• DOCUMENT TEXT:
'''

What is active metadata?
As defined by Gartner in their market guide for active metadata management, active metadata is the continuous analysis of all available users, data management, systems/infrastructure, and data governance experience reports determining the alignment and exception cases between data as designed versus actual experience.
Active metadata lives up to its name. It enables a data ecosystem that's always on, intelligent, and action-oriented. It is the key to deriving the most out of a modern data stack.
Our diverse data tools and systems are generating and capturing more metadata than ever before. Yet we have barely scratched the surface of what’s possible with metadata. Realizing the fullest potential of metadata lies in going from passive to active metadata.
[Free Download] → Data catalogs are going through a paradigm shift. Here’s all you need to know about a 3rd Generation Data Catalog
What is the difference between active and passive metadata?
Passive metadata is just technical metadata — schemas, data types, models, etc.
Active metadata is data that defines data, plus data about everything that happens to the data and is done to the data. So it's operational, business, and social metadata — in addition to technical metadata.
Here's a look at the examples of each of these metadata types:
Traditionally metadata management platforms worked on storing and organizing just technical metadata — basic information about the organization's data. The advent of the modern data stack enabled the generation of many more kinds of metadata, often in real-time.
Metadata can be qualified as truly "active" if metadata management systems can automate ubiquitous finding, inventorying, and using all the different kinds of metadata — to create that single source of truth — across multiple capabilities and domains.
[Download ebook] What is Active Metadata and Why Does it Matter?
What are the benefits of active metadata?
- Improved context of metadata powering data discovery
- Auto-generated data quality and lineage impact analysis
- Auto-classification of sensitive data enabling easy governance and compliance
- Making embedded collaboration possible
- Orchestration of metadata across platforms
Improved context of metadata powering data discovery
Active metadata ensures improved context to data and more importantly often without human intervention. It lets you correlate business terms with any data object — tables or columns, saved SQL snippets, and reproducible queries. This is especially helpful in a system of diverse data producers and consumers, where each team may have different logic of labeling and defining data.
Active metadata thus helps generate a common understanding of the data and how to use it.
Auto-generated data quality & auto-constructed data lineage
Active metadata allows auto-profiling of data to identify missing values, outliers, and other data anomalies — thus giving users the chance to proactively act on bad data before it impacts applications.
Systems utilizing active metadata also have the ability to reveal how data has evolved (or is evolving) through the life cycle. This helps foresee assets that will be impacted upstream or downstream in case of any change going forward.
Auto-classification of sensitive data enabling easy governance and compliance
True data democratization is possible when data users across the organization have visibility of all existing data. But that in no way means compromising on sensitive information. Active metadata-powered platforms can be trained to auto-classify sensitive information and mask them — only to be revealed to users with authorized access.
Such systems thus enable automatic regulation compliances and help customize granular access policies across unique governance strategies.
Making embedded collaboration possible
Data teams are composed of data scientists, data engineers, data analysts, product managers, marketing professionals, citizen analysts, and more. Each of these groups has different preferences when it comes to the tools they use and the ecosystems they inhabit.

'''

• WHAT THIS EXERCISE ASKS:
- A) Rewrite the active metadata article starting at "Active metadata is data" and ending at "often in real-time.", swapping "technical metadata" for "structural metadata".
- B) Please carry on the active metadata article from the point where it stops.
The data after this article is not needed.

• SUPPLIED MATERIAL:

'''

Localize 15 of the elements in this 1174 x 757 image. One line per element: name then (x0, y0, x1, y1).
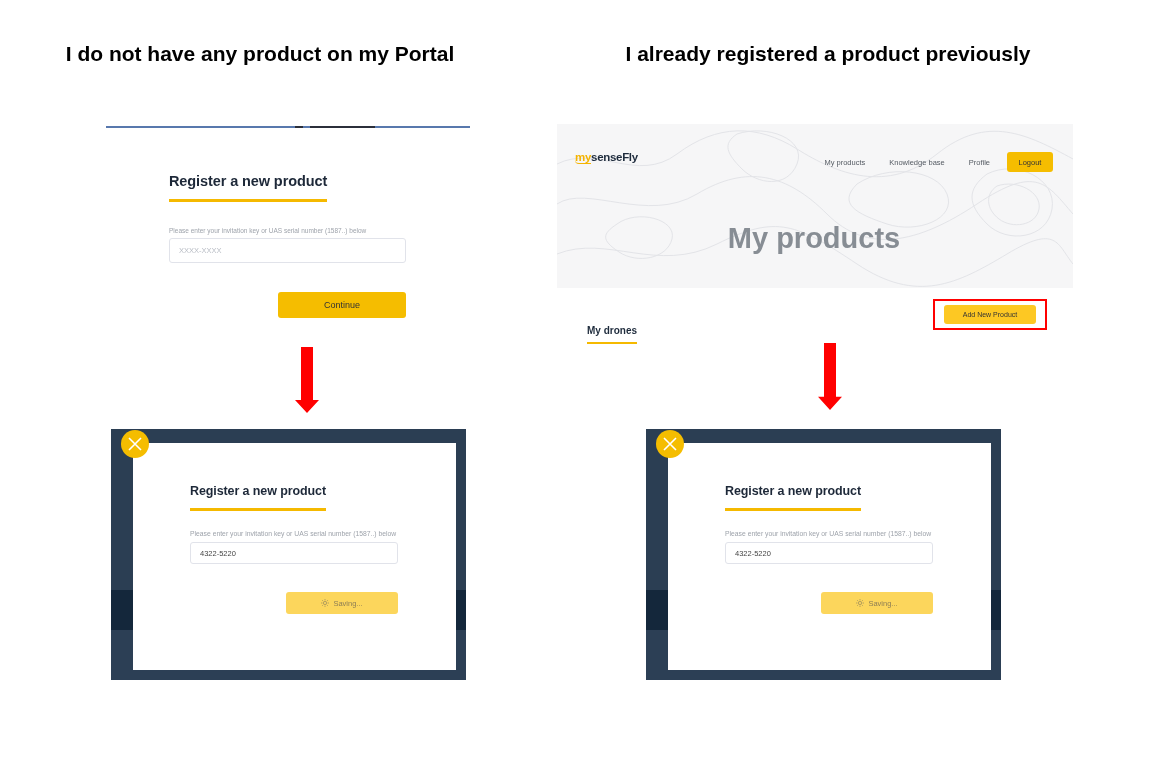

'''

• ANSWER LIST:
- A)
Active metadata is data that defines data, plus data about everything that happens to the data and is done to the data. So it's operational, business, and social metadata — in addition to structural metadata.
Here's a look at the examples of each of these metadata types:
Traditionally metadata management platforms worked on storing and organizing just structural metadata — basic information about the organization's data. The advent of the modern data stack enabled the generation of many more kinds of metadata, often in real-time.

- B)
Embedded collaboration is about work happening where you are with the least amount of friction, and active metadata seems to make that possible. It enables all data producers and consumers to operate within their systems of choice while continuing to access and work on data.
Orchestration of metadata across platforms
The modern data stack is ever-evolving and complex. The data lives across multiple tools and systems in very different formats. Active metadata can help create a federated metadata management system that makes these different tools and systems talk to each other, thus making data assets across these systems interoperable.
A Guide to Building a Business Case for a Data Catalog
How is active metadata transforming the modern data stack?
Very recently, the famous Magic Quadrant for Metadata Management Solutions was scrapped by Gartner, and they replaced it with a Market Guide for Active Metadata. This is being seen as a transformational leap towards a new approach to metadata — with active metadata right in the driver's seat.
"The stand-alone metadata management platform will be refocused from augmented data catalogs to a metadata 'anywhere' orchestration platform", predicts Gartner in this latest market guide — and this is perhaps what can be defined as the step forward to finally breaking down data silos and creating that single source of truth across all data assets in an organization.
The major problem that this new approach is trying to solve is ensuring that metadata management platforms catch up with the speed and types of metadata that are being generated and captured. It also particularly recognizes the increase in the value of metadata, once it stops living "passively" across platforms and changes to "actively" moving between platforms.
Active metadata will prompt metadata management platforms to evolve to the following capabilities:
- Ability to import and export metadata, workflows, and other optimization strategies
- Use of machine learning to recommend job flows, resource allocation, etc.
- Metadata analysis across platforms
What does an active metadata management platform look like?
A great way to activate metadata is by implementing an active metadata platform.
These four characteristics define an active metadata platform:
- They are always on.
- They don't just collect metadata, they create intelligence.
- They don't stop at intelligence; they drive action.
- They are API-driven; enabling embedded collaboration.
5 keys components of an active metadata platform
- The metadata lake: A unified repository to store all kinds of metadata, in raw and processed forms, built on open APIs and powered by a knowledge graph.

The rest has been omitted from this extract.